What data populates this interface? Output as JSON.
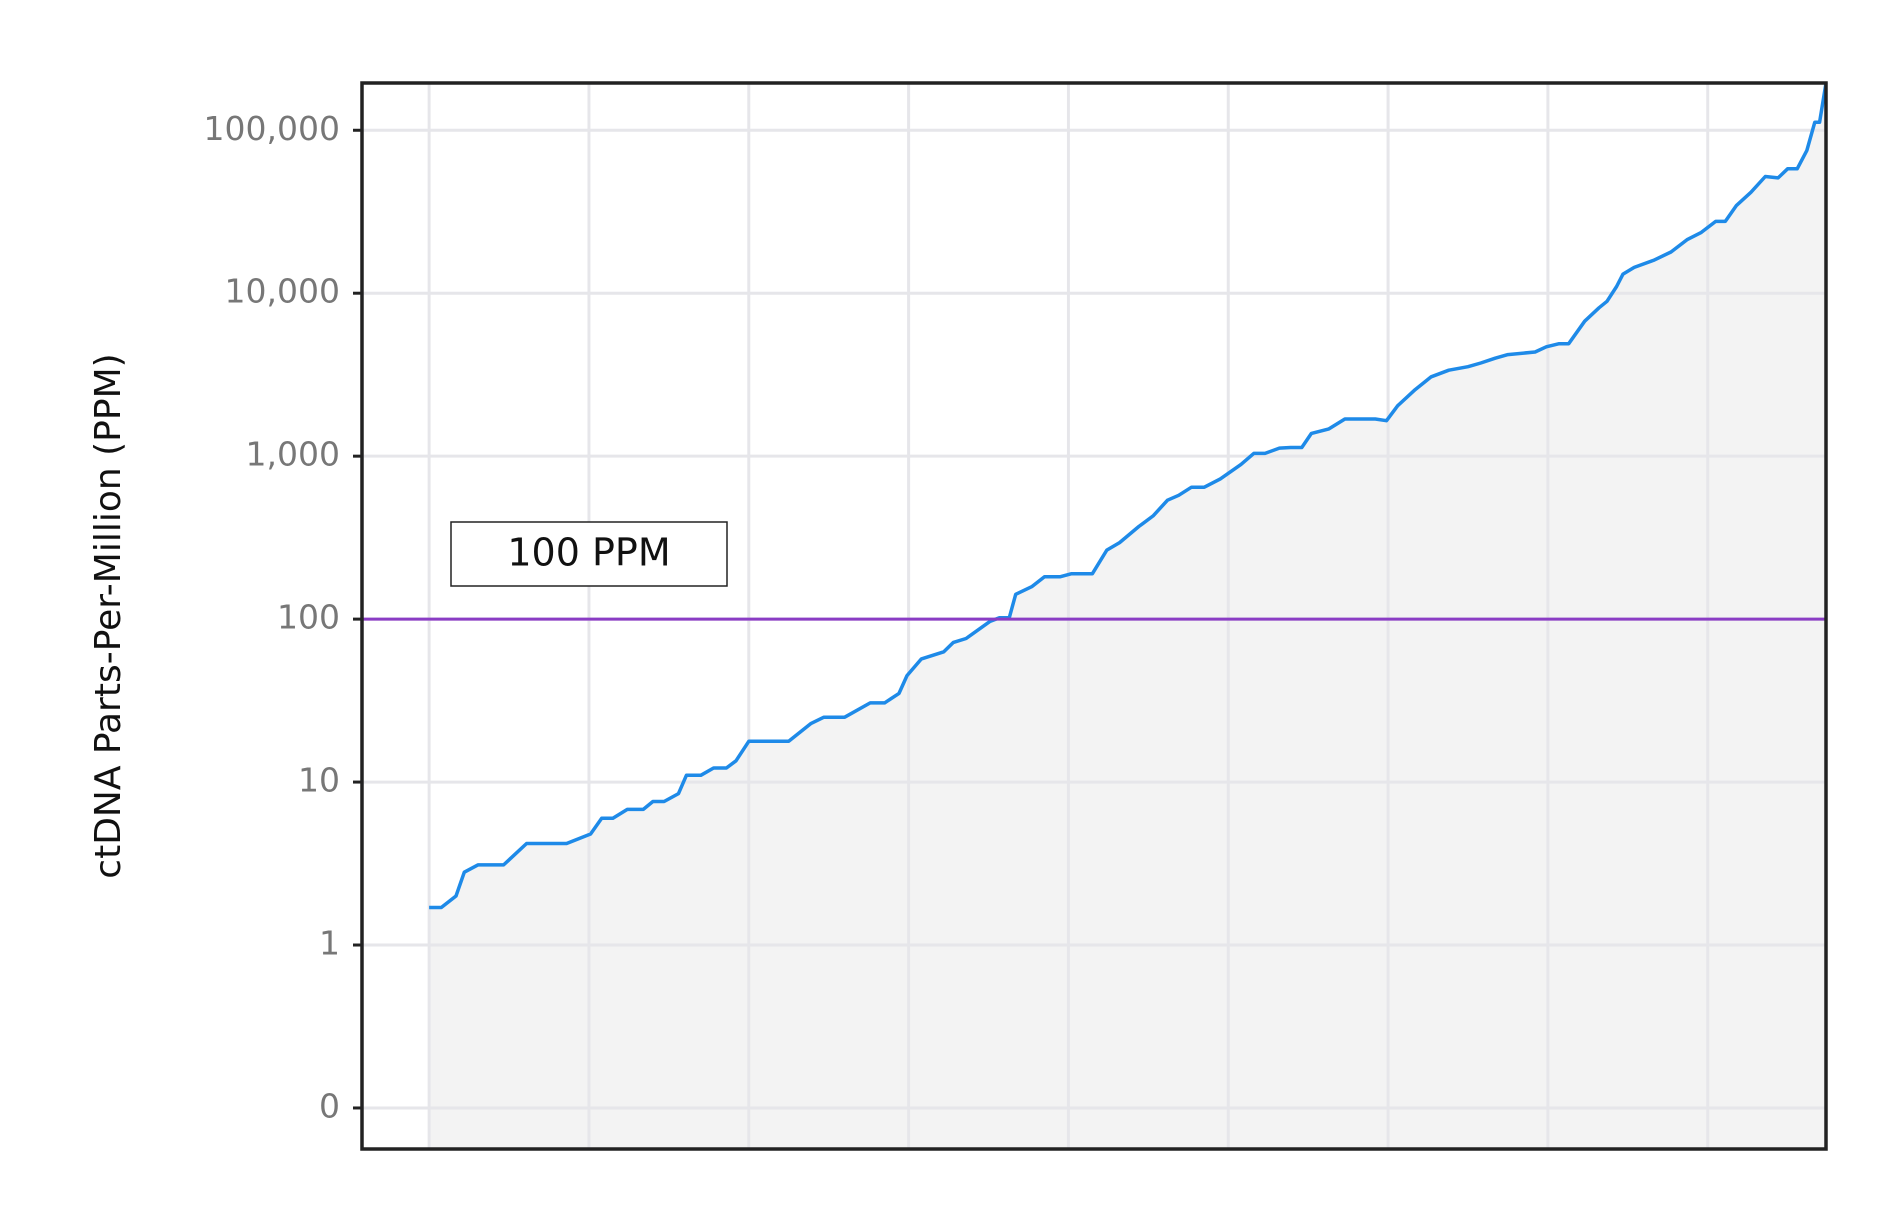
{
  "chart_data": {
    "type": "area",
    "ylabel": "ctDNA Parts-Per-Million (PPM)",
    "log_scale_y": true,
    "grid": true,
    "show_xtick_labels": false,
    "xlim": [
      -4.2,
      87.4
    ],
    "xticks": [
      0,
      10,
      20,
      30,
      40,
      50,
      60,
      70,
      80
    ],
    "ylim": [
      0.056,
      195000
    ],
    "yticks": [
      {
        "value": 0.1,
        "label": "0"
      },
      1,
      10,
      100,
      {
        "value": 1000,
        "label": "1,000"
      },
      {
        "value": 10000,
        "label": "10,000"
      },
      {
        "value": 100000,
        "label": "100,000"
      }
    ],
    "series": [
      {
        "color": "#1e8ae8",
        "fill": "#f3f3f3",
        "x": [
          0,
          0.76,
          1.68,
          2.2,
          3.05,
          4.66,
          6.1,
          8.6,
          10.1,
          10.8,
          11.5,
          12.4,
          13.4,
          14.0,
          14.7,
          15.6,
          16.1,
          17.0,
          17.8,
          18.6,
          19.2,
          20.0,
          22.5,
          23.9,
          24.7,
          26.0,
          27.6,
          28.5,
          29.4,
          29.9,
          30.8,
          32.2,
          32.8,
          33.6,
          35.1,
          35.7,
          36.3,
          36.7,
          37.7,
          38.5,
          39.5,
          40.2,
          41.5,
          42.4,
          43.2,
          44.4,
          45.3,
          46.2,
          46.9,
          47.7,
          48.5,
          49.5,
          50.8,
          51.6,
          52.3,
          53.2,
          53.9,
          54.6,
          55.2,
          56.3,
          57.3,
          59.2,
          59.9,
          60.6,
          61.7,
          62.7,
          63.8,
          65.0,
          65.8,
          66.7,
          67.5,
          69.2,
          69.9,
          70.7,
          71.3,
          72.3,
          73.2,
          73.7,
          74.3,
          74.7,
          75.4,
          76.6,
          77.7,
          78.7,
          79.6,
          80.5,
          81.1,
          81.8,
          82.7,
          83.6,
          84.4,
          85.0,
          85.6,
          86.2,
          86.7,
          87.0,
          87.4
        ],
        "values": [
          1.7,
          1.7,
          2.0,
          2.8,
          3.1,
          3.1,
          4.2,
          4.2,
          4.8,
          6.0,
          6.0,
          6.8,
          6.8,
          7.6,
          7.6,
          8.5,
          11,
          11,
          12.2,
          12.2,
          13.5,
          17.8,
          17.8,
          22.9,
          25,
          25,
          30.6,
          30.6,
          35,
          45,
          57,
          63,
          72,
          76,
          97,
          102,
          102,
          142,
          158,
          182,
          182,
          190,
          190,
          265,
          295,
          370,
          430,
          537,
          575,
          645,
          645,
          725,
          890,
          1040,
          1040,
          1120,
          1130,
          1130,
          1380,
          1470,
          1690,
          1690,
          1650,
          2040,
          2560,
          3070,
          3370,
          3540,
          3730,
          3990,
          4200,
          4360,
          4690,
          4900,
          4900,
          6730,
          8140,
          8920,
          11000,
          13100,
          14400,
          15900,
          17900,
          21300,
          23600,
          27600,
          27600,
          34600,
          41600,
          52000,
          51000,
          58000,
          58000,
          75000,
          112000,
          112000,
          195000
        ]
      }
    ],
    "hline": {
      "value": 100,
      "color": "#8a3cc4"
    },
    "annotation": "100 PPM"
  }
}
**********
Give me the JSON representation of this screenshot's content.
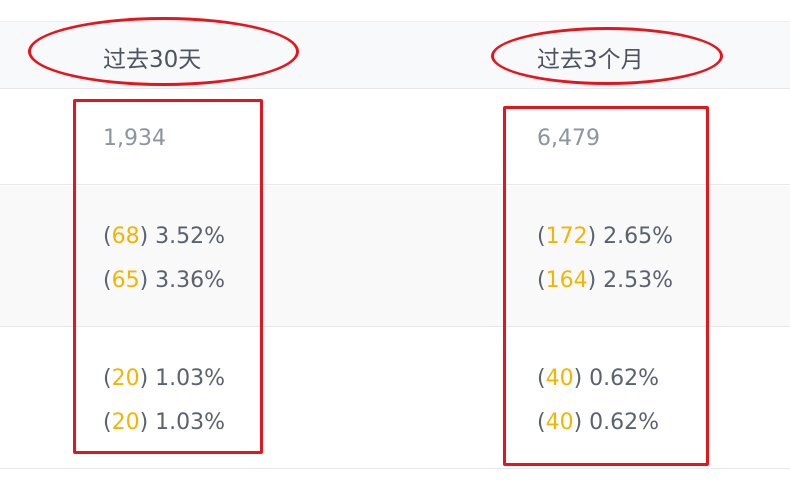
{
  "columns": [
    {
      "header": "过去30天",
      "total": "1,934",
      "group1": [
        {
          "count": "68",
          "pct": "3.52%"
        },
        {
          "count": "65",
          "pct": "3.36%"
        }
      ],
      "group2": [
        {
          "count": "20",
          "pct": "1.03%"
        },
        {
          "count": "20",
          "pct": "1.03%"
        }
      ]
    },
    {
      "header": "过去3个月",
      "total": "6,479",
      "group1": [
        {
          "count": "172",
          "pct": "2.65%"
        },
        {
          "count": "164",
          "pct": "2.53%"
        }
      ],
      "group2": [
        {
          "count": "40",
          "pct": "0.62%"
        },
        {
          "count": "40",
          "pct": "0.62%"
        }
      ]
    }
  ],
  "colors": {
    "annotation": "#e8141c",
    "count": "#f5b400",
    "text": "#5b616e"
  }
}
**********
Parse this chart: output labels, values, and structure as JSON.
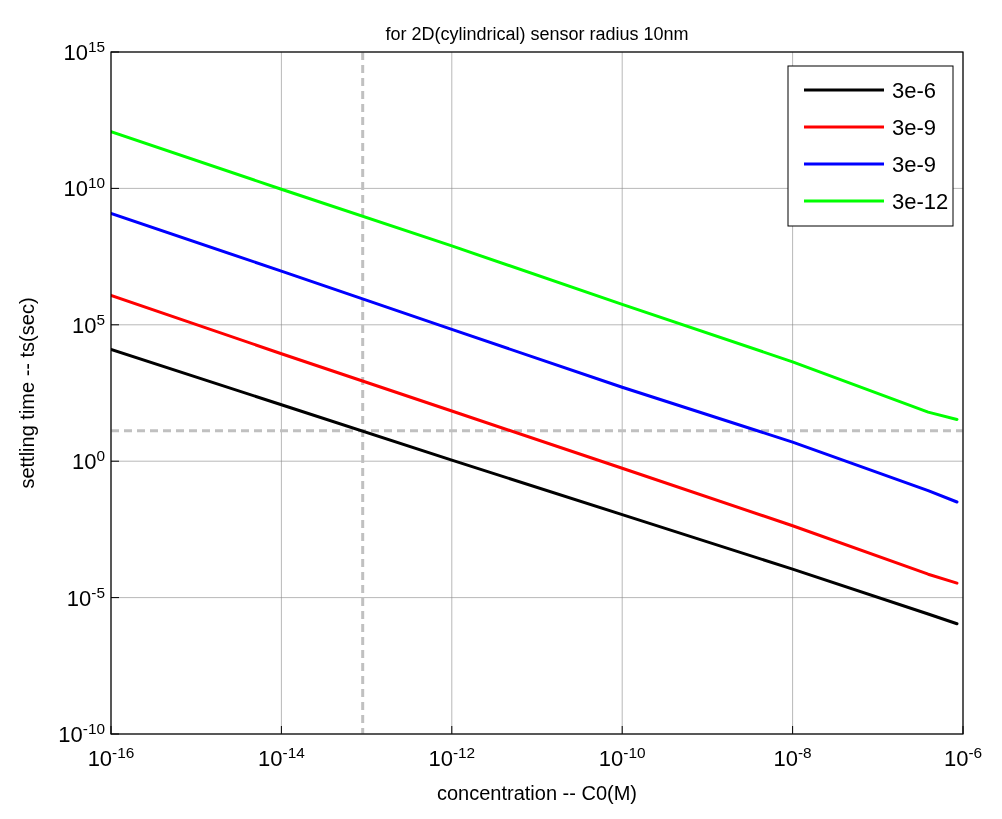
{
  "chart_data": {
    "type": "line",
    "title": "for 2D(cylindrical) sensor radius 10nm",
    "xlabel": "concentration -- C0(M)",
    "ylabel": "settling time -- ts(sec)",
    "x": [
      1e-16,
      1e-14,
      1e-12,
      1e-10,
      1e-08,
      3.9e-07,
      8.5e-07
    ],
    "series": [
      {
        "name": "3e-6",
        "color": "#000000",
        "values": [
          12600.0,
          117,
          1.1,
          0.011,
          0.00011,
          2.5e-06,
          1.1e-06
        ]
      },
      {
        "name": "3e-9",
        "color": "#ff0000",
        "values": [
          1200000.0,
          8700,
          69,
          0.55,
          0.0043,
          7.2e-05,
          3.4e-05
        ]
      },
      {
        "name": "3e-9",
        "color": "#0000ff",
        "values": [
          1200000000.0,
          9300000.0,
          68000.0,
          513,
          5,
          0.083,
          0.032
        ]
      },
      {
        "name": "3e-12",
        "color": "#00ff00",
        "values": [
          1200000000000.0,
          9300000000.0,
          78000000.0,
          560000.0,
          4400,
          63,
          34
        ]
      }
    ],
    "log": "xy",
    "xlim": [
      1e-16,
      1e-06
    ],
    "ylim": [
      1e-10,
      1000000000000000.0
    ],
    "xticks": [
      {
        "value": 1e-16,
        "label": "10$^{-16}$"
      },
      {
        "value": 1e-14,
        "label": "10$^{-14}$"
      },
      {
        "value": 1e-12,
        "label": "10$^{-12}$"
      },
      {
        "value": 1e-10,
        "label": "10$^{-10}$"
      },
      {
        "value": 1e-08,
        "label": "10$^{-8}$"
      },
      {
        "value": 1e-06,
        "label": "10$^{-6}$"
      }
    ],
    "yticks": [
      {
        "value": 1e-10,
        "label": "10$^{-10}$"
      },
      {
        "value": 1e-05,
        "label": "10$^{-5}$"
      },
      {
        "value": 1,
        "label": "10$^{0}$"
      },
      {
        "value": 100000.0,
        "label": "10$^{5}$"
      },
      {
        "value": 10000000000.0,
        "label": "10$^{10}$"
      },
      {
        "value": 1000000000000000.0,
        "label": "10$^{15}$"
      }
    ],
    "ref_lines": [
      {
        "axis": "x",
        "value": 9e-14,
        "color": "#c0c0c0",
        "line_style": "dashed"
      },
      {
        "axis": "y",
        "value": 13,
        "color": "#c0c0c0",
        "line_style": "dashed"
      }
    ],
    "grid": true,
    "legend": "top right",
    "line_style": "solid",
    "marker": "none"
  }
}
**********
**What you should do**
Report how many lines in the records hold the word "ylabel", giving the number and nothing else.

**Response**
2